● **REQUIRED TASK**
Can you repeat the records from their first line through the line that has "- calendar-cell: 8", swapping "day-info" for "day-details" and leaving everything else as it is?

● **TASK MATERIAL**
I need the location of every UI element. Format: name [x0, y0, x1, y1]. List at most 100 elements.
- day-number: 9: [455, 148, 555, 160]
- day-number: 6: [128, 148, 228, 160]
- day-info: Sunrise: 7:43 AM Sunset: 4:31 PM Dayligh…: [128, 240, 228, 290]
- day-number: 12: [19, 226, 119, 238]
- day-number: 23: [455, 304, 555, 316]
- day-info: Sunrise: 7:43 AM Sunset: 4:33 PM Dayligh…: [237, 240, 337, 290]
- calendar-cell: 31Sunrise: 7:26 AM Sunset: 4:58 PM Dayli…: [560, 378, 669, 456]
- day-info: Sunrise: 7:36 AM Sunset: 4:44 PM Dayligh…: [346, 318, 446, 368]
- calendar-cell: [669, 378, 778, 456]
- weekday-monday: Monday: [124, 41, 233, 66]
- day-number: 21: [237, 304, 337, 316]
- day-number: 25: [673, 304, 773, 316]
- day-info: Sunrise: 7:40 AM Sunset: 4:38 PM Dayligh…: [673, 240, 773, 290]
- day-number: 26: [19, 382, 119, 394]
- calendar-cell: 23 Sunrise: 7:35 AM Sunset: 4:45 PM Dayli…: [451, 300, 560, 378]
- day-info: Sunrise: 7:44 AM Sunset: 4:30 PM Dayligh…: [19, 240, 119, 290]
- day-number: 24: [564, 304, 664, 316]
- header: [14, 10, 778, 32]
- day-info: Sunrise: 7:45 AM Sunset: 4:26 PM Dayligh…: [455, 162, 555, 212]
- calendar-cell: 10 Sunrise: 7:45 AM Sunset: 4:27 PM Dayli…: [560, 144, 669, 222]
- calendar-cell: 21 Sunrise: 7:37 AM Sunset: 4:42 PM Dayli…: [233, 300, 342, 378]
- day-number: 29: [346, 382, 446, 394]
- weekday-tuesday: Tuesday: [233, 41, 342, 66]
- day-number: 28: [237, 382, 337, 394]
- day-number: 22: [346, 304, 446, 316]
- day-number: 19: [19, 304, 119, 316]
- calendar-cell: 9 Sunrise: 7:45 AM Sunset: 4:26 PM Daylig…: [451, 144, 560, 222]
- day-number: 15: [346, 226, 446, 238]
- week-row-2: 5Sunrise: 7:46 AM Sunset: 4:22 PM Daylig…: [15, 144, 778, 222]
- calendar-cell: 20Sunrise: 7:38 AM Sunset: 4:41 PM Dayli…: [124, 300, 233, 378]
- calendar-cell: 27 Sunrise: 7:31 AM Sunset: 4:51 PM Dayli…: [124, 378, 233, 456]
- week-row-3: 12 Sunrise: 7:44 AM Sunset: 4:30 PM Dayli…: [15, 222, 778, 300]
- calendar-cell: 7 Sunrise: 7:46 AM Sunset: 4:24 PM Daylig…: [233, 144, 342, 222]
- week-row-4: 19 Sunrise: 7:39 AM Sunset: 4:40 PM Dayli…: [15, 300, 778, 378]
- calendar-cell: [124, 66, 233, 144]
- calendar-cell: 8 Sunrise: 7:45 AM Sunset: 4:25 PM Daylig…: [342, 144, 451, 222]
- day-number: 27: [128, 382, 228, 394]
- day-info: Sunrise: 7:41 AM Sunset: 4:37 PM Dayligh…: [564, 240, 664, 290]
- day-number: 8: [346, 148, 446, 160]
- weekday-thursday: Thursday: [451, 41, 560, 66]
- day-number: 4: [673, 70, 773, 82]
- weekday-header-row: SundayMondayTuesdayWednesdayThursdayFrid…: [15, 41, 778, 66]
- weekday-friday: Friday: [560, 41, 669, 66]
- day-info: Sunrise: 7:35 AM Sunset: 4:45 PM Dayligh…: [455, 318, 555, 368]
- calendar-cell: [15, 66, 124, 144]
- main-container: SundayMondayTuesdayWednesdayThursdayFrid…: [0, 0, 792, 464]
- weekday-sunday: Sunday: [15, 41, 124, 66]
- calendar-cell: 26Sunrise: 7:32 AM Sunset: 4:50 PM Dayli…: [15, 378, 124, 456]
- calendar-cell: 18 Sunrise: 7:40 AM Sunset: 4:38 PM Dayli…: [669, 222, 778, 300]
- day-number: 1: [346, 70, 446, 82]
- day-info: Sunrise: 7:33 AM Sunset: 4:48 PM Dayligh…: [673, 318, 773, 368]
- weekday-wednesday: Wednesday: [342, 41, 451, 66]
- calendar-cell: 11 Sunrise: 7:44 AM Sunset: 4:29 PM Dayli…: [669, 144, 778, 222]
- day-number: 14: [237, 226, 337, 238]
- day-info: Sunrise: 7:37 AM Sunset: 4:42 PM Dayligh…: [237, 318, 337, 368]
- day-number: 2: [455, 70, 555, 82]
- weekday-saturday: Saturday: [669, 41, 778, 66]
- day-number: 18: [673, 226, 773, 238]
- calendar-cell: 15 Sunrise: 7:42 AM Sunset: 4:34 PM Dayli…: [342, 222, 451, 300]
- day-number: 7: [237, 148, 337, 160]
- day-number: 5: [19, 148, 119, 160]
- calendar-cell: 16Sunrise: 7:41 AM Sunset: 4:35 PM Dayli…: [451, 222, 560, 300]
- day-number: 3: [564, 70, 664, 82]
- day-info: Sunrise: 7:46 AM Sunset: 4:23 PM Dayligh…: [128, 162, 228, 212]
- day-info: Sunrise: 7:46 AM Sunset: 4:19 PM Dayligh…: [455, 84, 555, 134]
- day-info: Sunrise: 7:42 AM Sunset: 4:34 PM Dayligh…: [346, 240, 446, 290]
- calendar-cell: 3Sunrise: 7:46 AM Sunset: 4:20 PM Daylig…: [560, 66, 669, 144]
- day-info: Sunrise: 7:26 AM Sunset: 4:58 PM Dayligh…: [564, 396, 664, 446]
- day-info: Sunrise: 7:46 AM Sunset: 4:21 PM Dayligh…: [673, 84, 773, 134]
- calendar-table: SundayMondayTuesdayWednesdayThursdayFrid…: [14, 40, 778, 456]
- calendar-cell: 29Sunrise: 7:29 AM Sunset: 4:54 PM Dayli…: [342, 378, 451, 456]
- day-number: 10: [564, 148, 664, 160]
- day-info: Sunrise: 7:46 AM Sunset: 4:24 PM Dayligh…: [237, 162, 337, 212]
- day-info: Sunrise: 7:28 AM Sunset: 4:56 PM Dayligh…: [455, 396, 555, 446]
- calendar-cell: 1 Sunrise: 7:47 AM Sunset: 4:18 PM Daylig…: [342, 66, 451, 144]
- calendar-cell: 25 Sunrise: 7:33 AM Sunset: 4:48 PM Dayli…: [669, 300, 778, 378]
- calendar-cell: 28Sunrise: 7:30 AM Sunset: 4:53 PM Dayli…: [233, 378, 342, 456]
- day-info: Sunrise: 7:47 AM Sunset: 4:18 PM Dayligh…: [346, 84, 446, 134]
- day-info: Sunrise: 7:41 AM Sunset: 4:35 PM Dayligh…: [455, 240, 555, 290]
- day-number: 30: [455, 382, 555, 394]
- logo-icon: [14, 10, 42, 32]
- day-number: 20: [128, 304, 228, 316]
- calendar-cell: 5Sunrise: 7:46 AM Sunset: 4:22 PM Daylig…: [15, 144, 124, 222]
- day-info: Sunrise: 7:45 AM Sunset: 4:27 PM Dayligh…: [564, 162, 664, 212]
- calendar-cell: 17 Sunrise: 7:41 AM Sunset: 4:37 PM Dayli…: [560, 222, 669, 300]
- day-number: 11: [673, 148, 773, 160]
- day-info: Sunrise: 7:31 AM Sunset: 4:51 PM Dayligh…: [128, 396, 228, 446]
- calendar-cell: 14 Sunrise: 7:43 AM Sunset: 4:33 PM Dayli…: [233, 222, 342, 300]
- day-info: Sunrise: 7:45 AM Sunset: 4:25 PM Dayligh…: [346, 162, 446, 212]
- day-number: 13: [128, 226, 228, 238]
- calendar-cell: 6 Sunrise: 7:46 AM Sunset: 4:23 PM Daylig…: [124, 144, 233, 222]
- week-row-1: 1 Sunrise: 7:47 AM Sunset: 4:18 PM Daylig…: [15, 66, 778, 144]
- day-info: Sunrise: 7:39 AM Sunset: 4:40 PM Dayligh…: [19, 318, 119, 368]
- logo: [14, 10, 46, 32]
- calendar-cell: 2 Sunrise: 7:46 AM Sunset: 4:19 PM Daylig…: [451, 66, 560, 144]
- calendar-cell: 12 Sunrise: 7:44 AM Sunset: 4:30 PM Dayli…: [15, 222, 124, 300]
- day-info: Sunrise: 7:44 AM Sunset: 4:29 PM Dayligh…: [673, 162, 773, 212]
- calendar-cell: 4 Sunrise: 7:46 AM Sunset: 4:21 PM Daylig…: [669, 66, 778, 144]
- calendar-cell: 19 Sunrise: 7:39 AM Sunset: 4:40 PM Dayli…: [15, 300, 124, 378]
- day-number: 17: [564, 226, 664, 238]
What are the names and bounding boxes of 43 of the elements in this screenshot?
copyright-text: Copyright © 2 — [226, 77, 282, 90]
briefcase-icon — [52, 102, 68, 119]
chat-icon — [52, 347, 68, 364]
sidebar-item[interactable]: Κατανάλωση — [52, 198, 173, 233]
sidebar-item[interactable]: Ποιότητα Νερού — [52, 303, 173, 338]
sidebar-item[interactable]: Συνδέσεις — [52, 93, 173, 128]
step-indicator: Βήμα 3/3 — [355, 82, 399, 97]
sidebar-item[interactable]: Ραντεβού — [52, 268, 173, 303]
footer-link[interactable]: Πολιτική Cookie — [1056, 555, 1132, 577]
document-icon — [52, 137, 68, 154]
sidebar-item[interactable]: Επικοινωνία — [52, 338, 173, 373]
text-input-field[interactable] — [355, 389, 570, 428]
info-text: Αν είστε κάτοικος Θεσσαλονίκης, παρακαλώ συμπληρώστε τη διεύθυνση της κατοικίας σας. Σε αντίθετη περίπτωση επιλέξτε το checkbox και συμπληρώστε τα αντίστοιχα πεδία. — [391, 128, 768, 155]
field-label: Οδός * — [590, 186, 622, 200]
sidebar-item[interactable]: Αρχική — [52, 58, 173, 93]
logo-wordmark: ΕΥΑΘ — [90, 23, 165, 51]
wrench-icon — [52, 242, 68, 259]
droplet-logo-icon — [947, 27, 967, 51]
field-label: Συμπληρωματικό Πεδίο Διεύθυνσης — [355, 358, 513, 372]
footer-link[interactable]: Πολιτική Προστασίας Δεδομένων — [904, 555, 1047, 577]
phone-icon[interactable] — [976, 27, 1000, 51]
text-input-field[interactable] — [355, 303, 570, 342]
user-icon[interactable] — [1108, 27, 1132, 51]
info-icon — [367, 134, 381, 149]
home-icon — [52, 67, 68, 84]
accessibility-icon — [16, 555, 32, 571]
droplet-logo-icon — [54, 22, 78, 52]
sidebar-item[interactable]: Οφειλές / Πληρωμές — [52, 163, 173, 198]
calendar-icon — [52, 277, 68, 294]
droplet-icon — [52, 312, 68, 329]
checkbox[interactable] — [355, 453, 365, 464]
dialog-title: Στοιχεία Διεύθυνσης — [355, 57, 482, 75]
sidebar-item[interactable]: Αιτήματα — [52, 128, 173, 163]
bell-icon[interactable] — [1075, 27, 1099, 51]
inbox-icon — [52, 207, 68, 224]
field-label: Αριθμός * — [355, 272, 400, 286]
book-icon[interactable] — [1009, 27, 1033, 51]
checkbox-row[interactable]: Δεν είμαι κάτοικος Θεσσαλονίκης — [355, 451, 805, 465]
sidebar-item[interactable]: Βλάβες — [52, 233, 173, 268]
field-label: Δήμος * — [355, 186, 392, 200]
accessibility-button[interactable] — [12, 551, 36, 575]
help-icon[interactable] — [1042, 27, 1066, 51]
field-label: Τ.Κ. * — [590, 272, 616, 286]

● **WORKED ANSWER**
I need the location of every UI element. Format: name [x0, y0, x1, y1]. List at most 100 elements.
- day-number: 9: [455, 148, 555, 160]
- day-number: 6: [128, 148, 228, 160]
- day-details: Sunrise: 7:43 AM Sunset: 4:31 PM Dayligh…: [128, 240, 228, 290]
- day-number: 12: [19, 226, 119, 238]
- day-number: 23: [455, 304, 555, 316]
- day-details: Sunrise: 7:43 AM Sunset: 4:33 PM Dayligh…: [237, 240, 337, 290]
- calendar-cell: 31Sunrise: 7:26 AM Sunset: 4:58 PM Dayli…: [560, 378, 669, 456]
- day-details: Sunrise: 7:36 AM Sunset: 4:44 PM Dayligh…: [346, 318, 446, 368]
- calendar-cell: [669, 378, 778, 456]
- weekday-monday: Monday: [124, 41, 233, 66]
- day-number: 21: [237, 304, 337, 316]
- day-number: 25: [673, 304, 773, 316]
- day-details: Sunrise: 7:40 AM Sunset: 4:38 PM Dayligh…: [673, 240, 773, 290]
- day-number: 26: [19, 382, 119, 394]
- calendar-cell: 23 Sunrise: 7:35 AM Sunset: 4:45 PM Dayli…: [451, 300, 560, 378]
- day-details: Sunrise: 7:44 AM Sunset: 4:30 PM Dayligh…: [19, 240, 119, 290]
- day-number: 24: [564, 304, 664, 316]
- header: [14, 10, 778, 32]
- day-details: Sunrise: 7:45 AM Sunset: 4:26 PM Dayligh…: [455, 162, 555, 212]
- calendar-cell: 10 Sunrise: 7:45 AM Sunset: 4:27 PM Dayli…: [560, 144, 669, 222]
- calendar-cell: 21 Sunrise: 7:37 AM Sunset: 4:42 PM Dayli…: [233, 300, 342, 378]
- day-number: 29: [346, 382, 446, 394]
- weekday-tuesday: Tuesday: [233, 41, 342, 66]
- day-number: 28: [237, 382, 337, 394]
- day-number: 22: [346, 304, 446, 316]
- day-number: 19: [19, 304, 119, 316]
- calendar-cell: 9 Sunrise: 7:45 AM Sunset: 4:26 PM Daylig…: [451, 144, 560, 222]
- day-number: 15: [346, 226, 446, 238]
- week-row-2: 5Sunrise: 7:46 AM Sunset: 4:22 PM Daylig…: [15, 144, 778, 222]
- calendar-cell: 20Sunrise: 7:38 AM Sunset: 4:41 PM Dayli…: [124, 300, 233, 378]
- calendar-cell: 27 Sunrise: 7:31 AM Sunset: 4:51 PM Dayli…: [124, 378, 233, 456]
- week-row-3: 12 Sunrise: 7:44 AM Sunset: 4:30 PM Dayli…: [15, 222, 778, 300]
- calendar-cell: 7 Sunrise: 7:46 AM Sunset: 4:24 PM Daylig…: [233, 144, 342, 222]
- week-row-4: 19 Sunrise: 7:39 AM Sunset: 4:40 PM Dayli…: [15, 300, 778, 378]
- calendar-cell: [124, 66, 233, 144]
- calendar-cell: 8 Sunrise: 7:45 AM Sunset: 4:25 PM Daylig…: [342, 144, 451, 222]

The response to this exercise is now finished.